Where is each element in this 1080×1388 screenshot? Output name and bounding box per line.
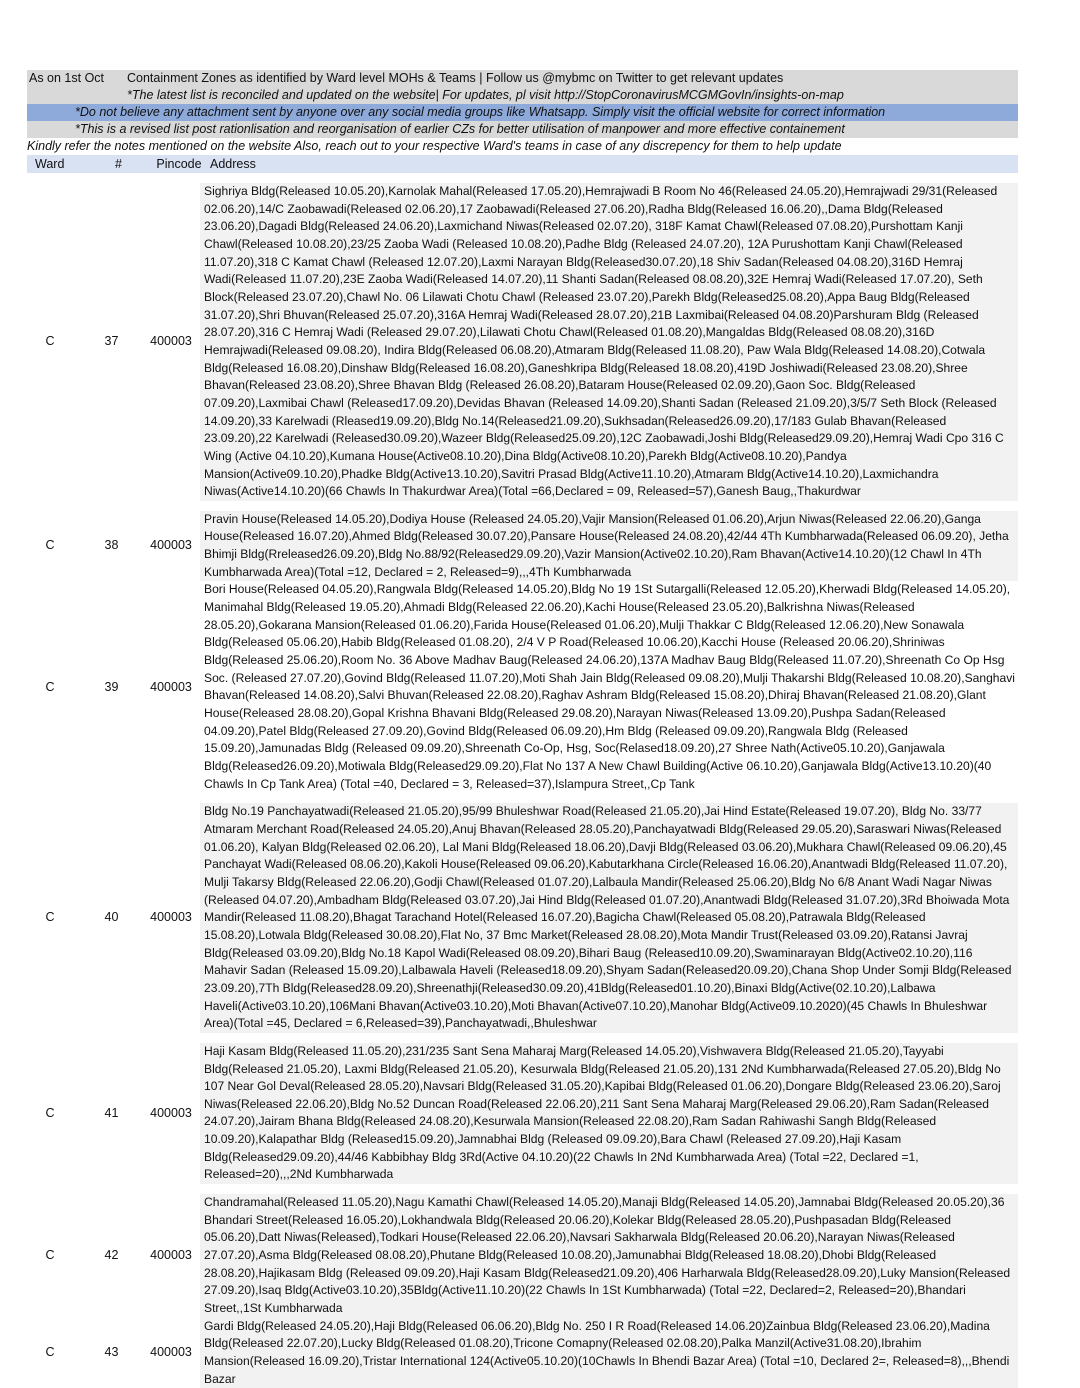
num-cell: 40	[104, 910, 119, 925]
ward-cell: C	[45, 679, 55, 694]
table-row	[27, 1318, 1018, 1388]
as-on-date: As on 1st Oct	[29, 71, 105, 85]
address-cell: Pravin House(Released 14.05.20),Dodiya House (Released 24.05.20),Vajir Mansion(Released 01.06.20),Arjun Niwas(Released 22.06.20),Ganga House(Released 16.07.20),Ahmed Bldg(Released 30.07.20),Pansare House(Released 24.08.20),42/44 4Th Kumbharwada(Released 06.09.20), Jetha Bhimji Bldg(Rreleased26.09.20),Bldg No.88/92(Released29.09.20),Vazir Mansion(Active02.10.20),Ram Bhavan(Active14.10.20)(12 Chawl In 4Th Kumbharwada Area)(Total =12, Declared = 2, Released=9),,,4Th Kumbharwada	[200, 511, 1018, 582]
table-row	[27, 581, 1018, 793]
reconciled-note: *The latest list is reconciled and updated on the website| For updates, pl visit http://StopCoronavirusMCGMGovIn/insights-on-map	[127, 88, 844, 102]
sheet-title: Containment Zones as identified by Ward level MOHs & Teams | Follow us @mybmc on Twitter to get relevant updates	[127, 71, 784, 85]
num-cell: 41	[104, 1105, 119, 1120]
pincode-cell: 400003	[150, 1345, 192, 1360]
header-row-revised	[27, 121, 1018, 138]
table-row	[27, 173, 1018, 501]
table-row	[27, 793, 1018, 1033]
address-cell: Bori House(Released 04.05.20),Rangwala Bldg(Released 14.05.20),Bldg No 19 1St Sutargalli(Released 12.05.20),Kherwadi Bldg(Released 14.05.20), Manimahal Bldg(Released 19.05.20),Ahmadi Bldg(Released 22.06.20),Kachi House(Released 23.05.20),Balkrishna Niwas(Released 28.05.20),Gokarana Mansion(Released 01.06.20),Farida House(Released 01.06.20),Mulji Thakkar C Bldg(Released 12.06.20),New Sonawala Bldg(Released 05.06.20),Habib Bldg(Released 01.08.20), 2/4 V P Road(Released 10.06.20),Kacchi House (Released 20.06.20),Shriniwas Bldg(Released 25.06.20),Room No. 36 Above Madhav Baug(Released 24.06.20),137A Madhav Baug Bldg(Released 11.07.20),Shreenath Co Op Hsg Soc. (Released 27.07.20),Govind Bldg(Released 11.07.20),Moti Shah Jain Bldg(Released 09.08.20),Mulji Thakarshi Bldg(Released 10.08.20),Sanghavi Bhavan(Released 14.08.20),Salvi Bhuvan(Released 22.08.20),Raghav Ashram Bldg(Released 15.08.20),Dhiraj Bhavan(Released 21.08.20),Glant House(Released 28.08.20),Gopal Krishna Bhavani Bldg(Released 29.08.20),Narayan Niwas(Released 13.09.20),Pushpa Sadan(Released 04.09.20),Patel Bldg(Released 27.09.20),Govind Bldg(Released 06.09.20),Hm Bldg (Released 09.09.20),Rangwala Bldg (Released 15.09.20),Jamunadas Bldg (Released 09.09.20),Shreenath Co-Op, Hsg, Soc(Relased18.09.20),27 Shree Nath(Active05.10.20),Ganjawala Bldg(Released26.09.20),Motiwala Bldg(Released29.09.20),Flat No 137 A New Chawl Building(Active 06.10.20),Ganjawala Bldg(Active13.10.20)(40 Chawls In Cp Tank Area) (Total =40, Declared = 3, Released=37),Islampura Street,,Cp Tank	[204, 582, 1015, 791]
col-ward-header: Ward	[35, 157, 65, 171]
pincode-cell: 400003	[150, 538, 192, 553]
col-pincode-header: Pincode	[156, 157, 202, 171]
column-header-row	[27, 155, 1018, 173]
ward-cell: C	[45, 538, 55, 553]
num-cell: 38	[104, 538, 119, 553]
containment-sheet	[27, 70, 1018, 1388]
address-cell: Bldg No.19 Panchayatwadi(Released 21.05.20),95/99 Bhuleshwar Road(Released 21.05.20),Jai Hind Estate(Released 19.07.20), Bldg No. 33/77 Atmaram Merchant Road(Released 24.05.20),Anuj Bhavan(Released 28.05.20),Panchayatwadi Bldg(Released 29.05.20),Saraswari Niwas(Released 01.06.20), Kalyan Bldg(Released 02.06.20), Lal Mani Bldg(Released 18.06.20),Davji Bldg(Released 03.06.20),Mukhara Chawl(Released 09.06.20),45 Panchayat Wadi(Released 08.06.20),Kakoli House(Released 09.06.20),Kabutarkhana Circle(Released 16.06.20),Anantwadi Bldg(Released 11.07.20), Mulji Takarsy Bldg(Released 22.06.20),Godji Chawl(Released 01.07.20),Lalbaula Mandir(Released 25.06.20),Bldg No 6/8 Anant Wadi Nagar Niwas (Released 04.07.20),Ambadham Bldg(Released 03.07.20),Jai Hind Bldg(Released 01.07.20),Anantwadi Bldg(Released 31.07.20),3Rd Bhoiwada Mota Mandir(Released 11.08.20),Bhagat Tarachand Hotel(Released 16.07.20),Bagicha Chawl(Released 05.08.20),Patrawala Bldg(Released 15.08.20),Lotwala Bldg(Released 30.08.20),Flat No, 37 Bmc Market(Released 28.08.20),Mota Mandir Trust(Released 03.09.20),Ratansi Javraj Bldg(Released 03.09.20),Bldg No.18 Kapol Wadi(Released 08.09.20),Bihari Baug (Released10.09.20),Swaminarayan Bldg(Active02.10.20),116 Mahavir Sadan (Released 15.09.20),Lalbawala Haveli (Released18.09.20),Shyam Sadan(Released20.09.20),Chana Shop Under Somji Bldg(Released 23.09.20),7Th Bldg(Released28.09.20),Shreenathji(Released30.09.20),41Bldg(Released01.10.20),Binaxi Bldg(Active(02.10.20),Lalbawa Haveli(Active03.10.20),106Mani Bhavan(Active03.10.20),Moti Bhavan(Active07.10.20),Manohar Bldg(Active09.10.2020)(45 Chawls In Bhuleshwar Area)(Total =45, Declared = 6,Released=39),Panchayatwadi,,Bhuleshwar	[200, 803, 1018, 1033]
ward-cell: C	[45, 1248, 55, 1263]
address-cell: Sighriya Bldg(Released 10.05.20),Karnolak Mahal(Released 17.05.20),Hemrajwadi B Room No 46(Released 24.05.20),Hemrajwadi 29/31(Released 02.06.20),14/C Zaobawadi(Released 02.06.20),17 Zaobawadi(Released 27.06.20),Radha Bldg(Released 16.06.20),,Dama Bldg(Released 23.06.20),Dagadi Bldg(Released 24.06.20),Laxmichand Niwas(Released 02.07.20), 318F Kamat Chawl(Released 07.08.20),Purshottam Kanji Chawl(Released 10.08.20),23/25 Zaoba Wadi (Released 10.08.20),Padhe Bldg (Released 24.07.20), 12A Purushottam Kanji Chawl(Released 11.07.20),318 C Kamat Chawl (Released 12.07.20),Laxmi Narayan Bldg(Released30.07.20),18 Shiv Sadan(Released 04.08.20),316D Hemraj Wadi(Released 11.07.20),23E Zaoba Wadi(Released 14.07.20),11 Shanti Sadan(Released 08.08.20),32E Hemraj Wadi(Released 17.07.20), Seth Block(Released 23.07.20),Chawl No. 06 Lilawati Chotu Chawl (Released 23.07.20),Parekh Bldg(Released25.08.20),Appa Baug Bldg(Released 31.07.20),Shri Bhuvan(Released 25.07.20),316A Hemraj Wadi(Released 28.07.20),21B Laxmibai(Released 04.08.20)Parshuram Bldg (Released 28.07.20),316 C Hemraj Wadi (Released 29.07.20),Lilawati Chotu Chawl(Released 01.08.20),Mangaldas Bldg(Released 08.08.20),316D Hemrajwadi(Released 09.08.20), Indira Bldg(Released 06.08.20),Atmaram Bldg(Released 11.08.20), Paw Wala Bldg(Released 14.08.20),Cotwala Bldg(Released 16.08.20),Dinshaw Bldg(Released 16.08.20),Ganeshkripa Bldg(Released 18.08.20),419D Joshiwadi(Released 23.08.20),Shree Bhavan(Released 23.08.20),Shree Bhavan Bldg (Released 26.08.20),Bataram House(Released 02.09.20),Gaon Soc. Bldg(Released 07.09.20),Laxmibai Chawl (Released17.09.20),Devidas Bhavan (Released 14.09.20),Shanti Sadan (Released 21.09.20),3/5/7 Seth Block (Released 14.09.20),33 Karelwadi (Rleased19.09.20),Bldg No.14(Released21.09.20),Sukhsadan(Released26.09.20),17/183 Gulab Bhavan(Released 23.09.20),22 Karelwadi (Released30.09.20),Wazeer Bldg(Released25.09.20),12C Zaobawadi,Joshi Bldg(Released29.09.20),Hemraj Wadi Cpo 316 C Wing (Active 04.10.20),Kumana House(Active08.10.20),Dina Bldg(Active08.10.20),Parekh Bldg(Active08.10.20),Pandya Mansion(Active09.10.20),Phadke Bldg(Active13.10.20),Savitri Prasad Bldg(Active11.10.20),Atmaram Bldg(Active14.10.20),Laxmichandra Niwas(Active14.10.20)(66 Chawls In Thakurdwar Area)(Total =66,Declared = 09, Released=57),Ganesh Baug,,Thakurdwar	[200, 183, 1018, 501]
header-row-warning	[27, 104, 1018, 121]
pincode-cell: 400003	[150, 679, 192, 694]
header-row-title	[27, 70, 1018, 87]
table-row	[27, 501, 1018, 582]
header-row-reconciled	[27, 87, 1018, 104]
address-cell: Gardi Bldg(Released 24.05.20),Haji Bldg(Released 06.06.20),Bldg No. 250 I R Road(Released 14.06.20)Zainbua Bldg(Released 23.06.20),Madina Bldg(Released 22.07.20),Lucky Bldg(Released 01.08.20),Tricone Comapny(Released 02.08.20),Palka Manzil(Active31.08.20),Ibrahim Mansion(Released 16.09.20),Tristar International 124(Active05.10.20)(10Chawls In Bhendi Bazar Area) (Total =10, Declared 2=, Released=8),,,Bhendi Bazar	[200, 1318, 1018, 1388]
address-cell: Chandramahal(Released 11.05.20),Nagu Kamathi Chawl(Released 14.05.20),Manaji Bldg(Released 14.05.20),Jamnabai Bldg(Released 20.05.20),36 Bhandari Street(Released 16.05.20),Lokhandwala Bldg(Released 20.06.20),Kolekar Bldg(Released 28.05.20),Pushpasadan Bldg(Released 05.06.20),Datt Niwas(Released),Todkari House(Released 22.06.20),Navsari Sakharwala Bldg(Released 20.06.20),Narayan Niwas(Released 27.07.20),Asma Bldg(Released 08.08.20),Phutane Bldg(Released 10.08.20),Jamunabhai Bldg(Released 18.08.20),Dhobi Bldg(Released 28.08.20),Hajikasam Bldg (Released 09.09.20),Haji Kasam Bldg(Released21.09.20),406 Harharwala Bldg(Released28.09.20),Luky Mansion(Released 27.09.20),Isaq Bldg(Active03.10.20),35Bldg(Active11.10.20)(22 Chawls In 1St Kumbharwada) (Total =22, Declared=2, Released=20),Bhandari Street,,1St Kumbharwada	[200, 1194, 1018, 1318]
col-num-header: #	[115, 157, 122, 171]
num-cell: 39	[104, 679, 119, 694]
table-row	[27, 1033, 1018, 1184]
ward-cell: C	[45, 910, 55, 925]
ward-cell: C	[45, 1105, 55, 1120]
pincode-cell: 400003	[150, 910, 192, 925]
num-cell: 42	[104, 1248, 119, 1263]
pincode-cell: 400003	[150, 1248, 192, 1263]
revised-note: *This is a revised list post rationlisation and reorganisation of earlier CZs for better utilisation of manpower and more effective containement	[75, 122, 845, 136]
num-cell: 43	[104, 1345, 119, 1360]
kindly-note: Kindly refer the notes mentioned on the website Also, reach out to your respective Ward's teams in case of any discrepency for them to help update	[27, 139, 842, 153]
warning-note: *Do not believe any attachment sent by anyone over any social media groups like Whatsapp. Simply visit the official website for correct information	[75, 105, 886, 119]
num-cell: 37	[104, 334, 119, 349]
table-row	[27, 1184, 1018, 1318]
col-address-header: Address	[210, 157, 256, 171]
pincode-cell: 400003	[150, 334, 192, 349]
header-row-kindly	[27, 138, 1018, 155]
ward-cell: C	[45, 1345, 55, 1360]
address-cell: Haji Kasam Bldg(Released 11.05.20),231/235 Sant Sena Maharaj Marg(Released 14.05.20),Vishwavera Bldg(Released 21.05.20),Tayyabi Bldg(Released 21.05.20), Laxmi Bldg(Released 21.05.20), Kesurwala Bldg(Released 21.05.20),131 2Nd Kumbharwada(Released 27.05.20),Bldg No 107 Near Gol Deval(Released 28.05.20),Navsari Bldg(Released 31.05.20),Kapibai Bldg(Released 01.06.20),Dongare Bldg(Released 23.06.20),Saroj Niwas(Released 22.06.20),Bldg No.52 Duncan Road(Released 22.06.20),211 Sant Sena Maharaj Marg(Released 29.06.20),Ram Sadan(Released 24.07.20),Jairam Bhana Bldg(Released 24.08.20),Kesurwala Mansion(Released 22.08.20),Ram Sadan Rahiwashi Sangh Bldg(Released 10.09.20),Kalapathar Bldg (Released15.09.20),Jamnabhai Bldg (Released 09.09.20),Bara Chawl (Released 27.09.20),Haji Kasam Bldg(Released29.09.20),44/46 Kabbibhay Bldg 3Rd(Active 04.10.20)(22 Chawls In 2Nd Kumbharwada Area) (Total =22, Declared =1, Released=20),,,2Nd Kumbharwada	[200, 1043, 1018, 1184]
pincode-cell: 400003	[150, 1105, 192, 1120]
ward-cell: C	[45, 334, 55, 349]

○ ○ ○ ○

YOUR OBJECTIVE –
Each line containing "warning" belongs in the answer; pick these out of the material and copy them.

RESPONSE AREA –
header-row-warning	[27, 104, 1018, 121]
warning-note: *Do not believe any attachment sent by anyone over any social media groups like Whatsapp. Simply visit the official website for correct information	[75, 105, 886, 119]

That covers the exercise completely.